## START EXERCISE MATERIALS

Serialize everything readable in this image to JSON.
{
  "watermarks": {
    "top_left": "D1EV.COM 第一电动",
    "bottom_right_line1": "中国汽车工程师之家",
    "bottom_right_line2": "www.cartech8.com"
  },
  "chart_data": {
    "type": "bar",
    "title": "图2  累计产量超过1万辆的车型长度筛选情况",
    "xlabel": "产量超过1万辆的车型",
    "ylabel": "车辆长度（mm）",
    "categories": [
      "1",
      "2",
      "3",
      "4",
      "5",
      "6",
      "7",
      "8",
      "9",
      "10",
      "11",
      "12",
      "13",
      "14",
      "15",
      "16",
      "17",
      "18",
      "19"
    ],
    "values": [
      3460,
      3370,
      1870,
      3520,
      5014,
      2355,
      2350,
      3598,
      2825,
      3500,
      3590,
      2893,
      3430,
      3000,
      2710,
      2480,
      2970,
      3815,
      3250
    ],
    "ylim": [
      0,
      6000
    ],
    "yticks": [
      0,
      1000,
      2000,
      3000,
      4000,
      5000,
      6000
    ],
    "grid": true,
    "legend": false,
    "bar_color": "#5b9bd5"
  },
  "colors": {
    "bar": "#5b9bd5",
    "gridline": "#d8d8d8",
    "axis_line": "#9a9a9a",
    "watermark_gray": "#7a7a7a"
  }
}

## END EXERCISE MATERIALS
## START EXERCISE MATERIALS

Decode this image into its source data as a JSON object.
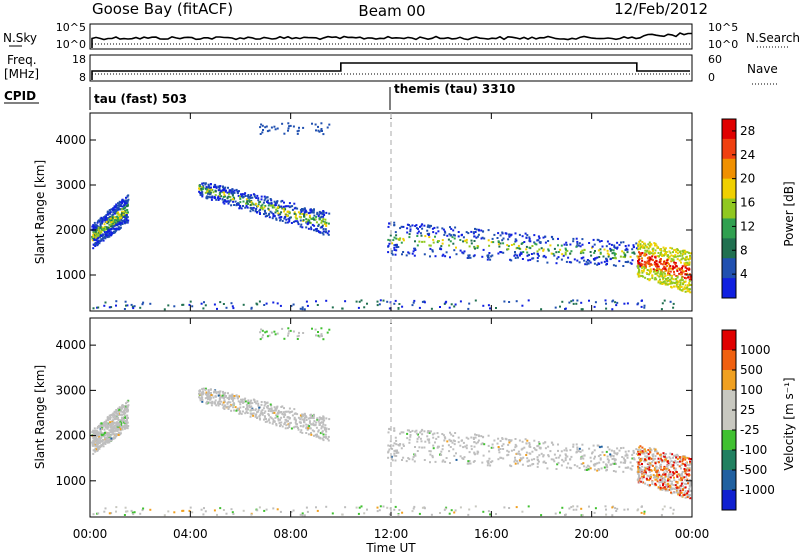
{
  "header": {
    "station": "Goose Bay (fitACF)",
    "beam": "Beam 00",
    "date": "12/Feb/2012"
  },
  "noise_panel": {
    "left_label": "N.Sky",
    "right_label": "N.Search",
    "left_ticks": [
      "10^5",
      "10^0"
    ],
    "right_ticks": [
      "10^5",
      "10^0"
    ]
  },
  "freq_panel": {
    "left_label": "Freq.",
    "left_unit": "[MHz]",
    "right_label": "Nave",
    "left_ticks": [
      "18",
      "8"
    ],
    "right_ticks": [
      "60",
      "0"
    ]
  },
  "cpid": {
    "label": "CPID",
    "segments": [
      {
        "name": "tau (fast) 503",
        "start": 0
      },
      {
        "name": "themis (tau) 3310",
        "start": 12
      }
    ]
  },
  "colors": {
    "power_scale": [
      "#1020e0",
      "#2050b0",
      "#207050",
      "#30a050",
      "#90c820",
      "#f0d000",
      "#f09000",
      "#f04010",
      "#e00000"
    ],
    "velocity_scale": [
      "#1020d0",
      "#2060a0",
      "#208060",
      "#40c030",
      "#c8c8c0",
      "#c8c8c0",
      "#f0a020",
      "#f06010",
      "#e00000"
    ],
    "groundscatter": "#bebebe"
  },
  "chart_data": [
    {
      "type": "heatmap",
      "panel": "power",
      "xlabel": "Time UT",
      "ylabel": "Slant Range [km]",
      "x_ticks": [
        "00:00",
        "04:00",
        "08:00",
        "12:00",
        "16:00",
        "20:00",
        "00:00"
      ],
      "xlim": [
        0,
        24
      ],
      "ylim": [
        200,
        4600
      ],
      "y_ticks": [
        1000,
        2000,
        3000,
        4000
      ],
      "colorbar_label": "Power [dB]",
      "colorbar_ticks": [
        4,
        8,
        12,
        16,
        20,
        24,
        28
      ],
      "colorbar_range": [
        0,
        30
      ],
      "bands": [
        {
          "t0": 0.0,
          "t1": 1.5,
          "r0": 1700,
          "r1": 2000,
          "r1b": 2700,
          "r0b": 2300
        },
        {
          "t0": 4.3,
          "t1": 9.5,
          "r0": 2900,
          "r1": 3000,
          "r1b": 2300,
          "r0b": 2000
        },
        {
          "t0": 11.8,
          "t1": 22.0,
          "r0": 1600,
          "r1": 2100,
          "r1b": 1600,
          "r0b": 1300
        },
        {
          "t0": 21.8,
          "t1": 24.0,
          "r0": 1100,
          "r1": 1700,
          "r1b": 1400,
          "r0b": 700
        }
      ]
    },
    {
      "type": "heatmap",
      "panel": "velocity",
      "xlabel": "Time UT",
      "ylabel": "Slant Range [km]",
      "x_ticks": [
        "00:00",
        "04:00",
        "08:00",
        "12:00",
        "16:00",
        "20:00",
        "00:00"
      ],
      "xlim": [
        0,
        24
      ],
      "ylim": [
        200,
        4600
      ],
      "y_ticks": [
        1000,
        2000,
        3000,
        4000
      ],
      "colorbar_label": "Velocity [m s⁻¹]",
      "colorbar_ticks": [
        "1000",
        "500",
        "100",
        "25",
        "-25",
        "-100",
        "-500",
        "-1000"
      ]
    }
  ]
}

## END EXERCISE MATERIALS

EXERCISE INSTRUCTIONS: List the lines that contain the word "image".

FULL SOLUTION:
Serialize everything readable in this image to JSON.
Decode this image into its source data as a JSON object.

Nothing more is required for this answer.